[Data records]
----------------------------------------
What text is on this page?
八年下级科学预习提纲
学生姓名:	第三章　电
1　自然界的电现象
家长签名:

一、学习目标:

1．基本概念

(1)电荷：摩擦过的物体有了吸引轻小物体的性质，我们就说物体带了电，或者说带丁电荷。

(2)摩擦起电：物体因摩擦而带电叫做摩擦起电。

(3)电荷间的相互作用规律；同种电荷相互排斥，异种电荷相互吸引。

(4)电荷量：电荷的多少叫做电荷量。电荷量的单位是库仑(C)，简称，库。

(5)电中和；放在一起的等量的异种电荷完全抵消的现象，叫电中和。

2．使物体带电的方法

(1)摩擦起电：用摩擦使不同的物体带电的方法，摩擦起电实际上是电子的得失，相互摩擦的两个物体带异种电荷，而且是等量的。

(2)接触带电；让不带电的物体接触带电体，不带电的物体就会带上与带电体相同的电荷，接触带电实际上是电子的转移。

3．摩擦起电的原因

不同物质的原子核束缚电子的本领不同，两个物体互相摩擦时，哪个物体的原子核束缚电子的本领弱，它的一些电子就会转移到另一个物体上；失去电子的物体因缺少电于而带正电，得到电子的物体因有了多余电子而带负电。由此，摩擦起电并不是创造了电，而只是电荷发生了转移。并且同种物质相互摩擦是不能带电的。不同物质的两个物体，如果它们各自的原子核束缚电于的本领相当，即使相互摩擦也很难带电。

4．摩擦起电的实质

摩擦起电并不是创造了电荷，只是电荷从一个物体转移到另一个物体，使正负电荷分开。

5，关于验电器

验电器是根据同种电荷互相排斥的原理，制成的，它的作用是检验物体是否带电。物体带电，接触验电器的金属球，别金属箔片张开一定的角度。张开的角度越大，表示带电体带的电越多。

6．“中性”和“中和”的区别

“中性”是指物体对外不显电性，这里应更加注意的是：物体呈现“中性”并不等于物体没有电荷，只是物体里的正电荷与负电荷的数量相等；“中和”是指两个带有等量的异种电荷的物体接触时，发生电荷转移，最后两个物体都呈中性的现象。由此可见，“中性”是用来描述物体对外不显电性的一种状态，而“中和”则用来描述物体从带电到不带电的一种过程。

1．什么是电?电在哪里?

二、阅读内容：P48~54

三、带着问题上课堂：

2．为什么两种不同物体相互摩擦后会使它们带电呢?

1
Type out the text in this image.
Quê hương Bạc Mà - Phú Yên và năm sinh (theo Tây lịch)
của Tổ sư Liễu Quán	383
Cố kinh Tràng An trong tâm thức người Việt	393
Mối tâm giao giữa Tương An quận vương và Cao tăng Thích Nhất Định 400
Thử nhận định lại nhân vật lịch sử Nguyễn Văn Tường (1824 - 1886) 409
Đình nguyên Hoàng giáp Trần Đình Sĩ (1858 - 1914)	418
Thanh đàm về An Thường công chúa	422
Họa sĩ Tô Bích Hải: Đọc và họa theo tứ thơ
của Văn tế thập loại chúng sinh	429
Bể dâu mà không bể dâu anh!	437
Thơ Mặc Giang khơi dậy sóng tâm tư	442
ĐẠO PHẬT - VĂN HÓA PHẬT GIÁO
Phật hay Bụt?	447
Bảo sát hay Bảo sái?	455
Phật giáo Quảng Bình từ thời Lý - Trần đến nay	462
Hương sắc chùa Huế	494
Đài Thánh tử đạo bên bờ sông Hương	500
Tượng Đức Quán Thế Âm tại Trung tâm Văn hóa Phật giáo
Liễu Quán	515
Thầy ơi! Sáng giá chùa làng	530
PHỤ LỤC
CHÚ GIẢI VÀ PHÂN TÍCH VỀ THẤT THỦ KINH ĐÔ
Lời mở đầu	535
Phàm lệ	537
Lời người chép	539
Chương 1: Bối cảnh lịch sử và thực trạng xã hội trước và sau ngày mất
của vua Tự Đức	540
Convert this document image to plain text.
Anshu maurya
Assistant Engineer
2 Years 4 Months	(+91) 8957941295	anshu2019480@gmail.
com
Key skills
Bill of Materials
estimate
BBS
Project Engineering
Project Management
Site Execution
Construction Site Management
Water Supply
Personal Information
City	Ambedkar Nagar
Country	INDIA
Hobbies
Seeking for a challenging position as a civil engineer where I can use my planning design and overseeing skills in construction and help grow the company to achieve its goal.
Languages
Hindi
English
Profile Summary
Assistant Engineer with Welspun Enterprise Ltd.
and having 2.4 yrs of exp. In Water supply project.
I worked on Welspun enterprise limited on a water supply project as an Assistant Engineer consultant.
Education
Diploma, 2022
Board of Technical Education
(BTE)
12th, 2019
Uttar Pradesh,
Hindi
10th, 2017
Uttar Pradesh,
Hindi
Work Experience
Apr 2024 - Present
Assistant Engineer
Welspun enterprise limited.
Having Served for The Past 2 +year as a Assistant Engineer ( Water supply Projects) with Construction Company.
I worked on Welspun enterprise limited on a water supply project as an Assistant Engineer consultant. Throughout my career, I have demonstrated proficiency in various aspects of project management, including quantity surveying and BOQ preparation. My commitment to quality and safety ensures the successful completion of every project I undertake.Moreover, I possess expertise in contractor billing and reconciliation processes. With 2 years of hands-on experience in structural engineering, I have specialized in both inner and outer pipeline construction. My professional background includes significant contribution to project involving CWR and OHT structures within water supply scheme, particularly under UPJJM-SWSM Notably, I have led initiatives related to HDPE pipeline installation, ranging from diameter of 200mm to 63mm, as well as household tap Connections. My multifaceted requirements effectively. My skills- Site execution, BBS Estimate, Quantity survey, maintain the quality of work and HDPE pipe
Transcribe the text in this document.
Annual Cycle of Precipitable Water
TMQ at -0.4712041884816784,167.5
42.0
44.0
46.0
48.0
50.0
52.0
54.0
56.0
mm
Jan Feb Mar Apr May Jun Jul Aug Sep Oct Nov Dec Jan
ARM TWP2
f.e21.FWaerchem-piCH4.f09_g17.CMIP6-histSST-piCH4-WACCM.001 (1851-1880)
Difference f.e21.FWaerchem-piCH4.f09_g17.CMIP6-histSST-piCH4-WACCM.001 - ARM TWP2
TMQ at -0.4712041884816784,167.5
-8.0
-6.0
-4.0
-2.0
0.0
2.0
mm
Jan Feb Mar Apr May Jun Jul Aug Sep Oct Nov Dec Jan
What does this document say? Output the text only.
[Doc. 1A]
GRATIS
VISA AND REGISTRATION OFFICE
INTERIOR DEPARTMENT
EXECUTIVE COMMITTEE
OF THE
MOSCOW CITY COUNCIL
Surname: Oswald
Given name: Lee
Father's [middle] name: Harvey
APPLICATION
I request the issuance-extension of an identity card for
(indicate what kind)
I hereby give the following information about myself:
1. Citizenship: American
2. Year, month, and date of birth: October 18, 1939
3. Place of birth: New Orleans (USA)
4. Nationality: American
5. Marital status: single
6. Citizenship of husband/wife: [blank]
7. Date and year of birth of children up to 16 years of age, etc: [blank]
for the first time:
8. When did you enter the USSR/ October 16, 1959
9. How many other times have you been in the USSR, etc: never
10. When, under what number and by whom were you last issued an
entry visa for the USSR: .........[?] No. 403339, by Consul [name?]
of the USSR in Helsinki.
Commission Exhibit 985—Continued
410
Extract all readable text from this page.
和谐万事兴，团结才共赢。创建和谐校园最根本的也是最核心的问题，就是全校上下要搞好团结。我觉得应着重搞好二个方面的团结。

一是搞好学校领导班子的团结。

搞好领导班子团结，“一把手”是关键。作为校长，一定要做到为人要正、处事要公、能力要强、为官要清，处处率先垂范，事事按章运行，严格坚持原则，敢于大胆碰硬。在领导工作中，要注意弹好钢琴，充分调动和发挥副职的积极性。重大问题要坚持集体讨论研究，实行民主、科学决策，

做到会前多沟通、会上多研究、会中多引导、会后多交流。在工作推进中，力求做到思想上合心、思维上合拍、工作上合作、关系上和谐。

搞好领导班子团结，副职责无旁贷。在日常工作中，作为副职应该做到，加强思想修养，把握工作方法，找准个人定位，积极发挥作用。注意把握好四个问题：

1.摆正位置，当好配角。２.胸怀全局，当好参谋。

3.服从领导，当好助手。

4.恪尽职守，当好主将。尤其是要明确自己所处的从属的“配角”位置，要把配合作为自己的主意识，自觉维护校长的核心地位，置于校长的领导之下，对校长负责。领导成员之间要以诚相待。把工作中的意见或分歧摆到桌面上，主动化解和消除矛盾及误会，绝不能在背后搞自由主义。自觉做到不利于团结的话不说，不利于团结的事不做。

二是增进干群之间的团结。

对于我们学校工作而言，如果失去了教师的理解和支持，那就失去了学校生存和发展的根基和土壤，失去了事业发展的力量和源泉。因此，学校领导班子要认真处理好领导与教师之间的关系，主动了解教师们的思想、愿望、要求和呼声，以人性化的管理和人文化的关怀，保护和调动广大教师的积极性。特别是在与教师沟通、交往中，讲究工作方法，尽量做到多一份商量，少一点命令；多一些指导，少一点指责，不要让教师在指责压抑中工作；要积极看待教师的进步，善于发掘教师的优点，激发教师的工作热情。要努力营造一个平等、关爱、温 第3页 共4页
----------------------------------------
* Written problem
Report how many lines of the records above contain the word "theo", giving only the number.

* Solution for this exercise
2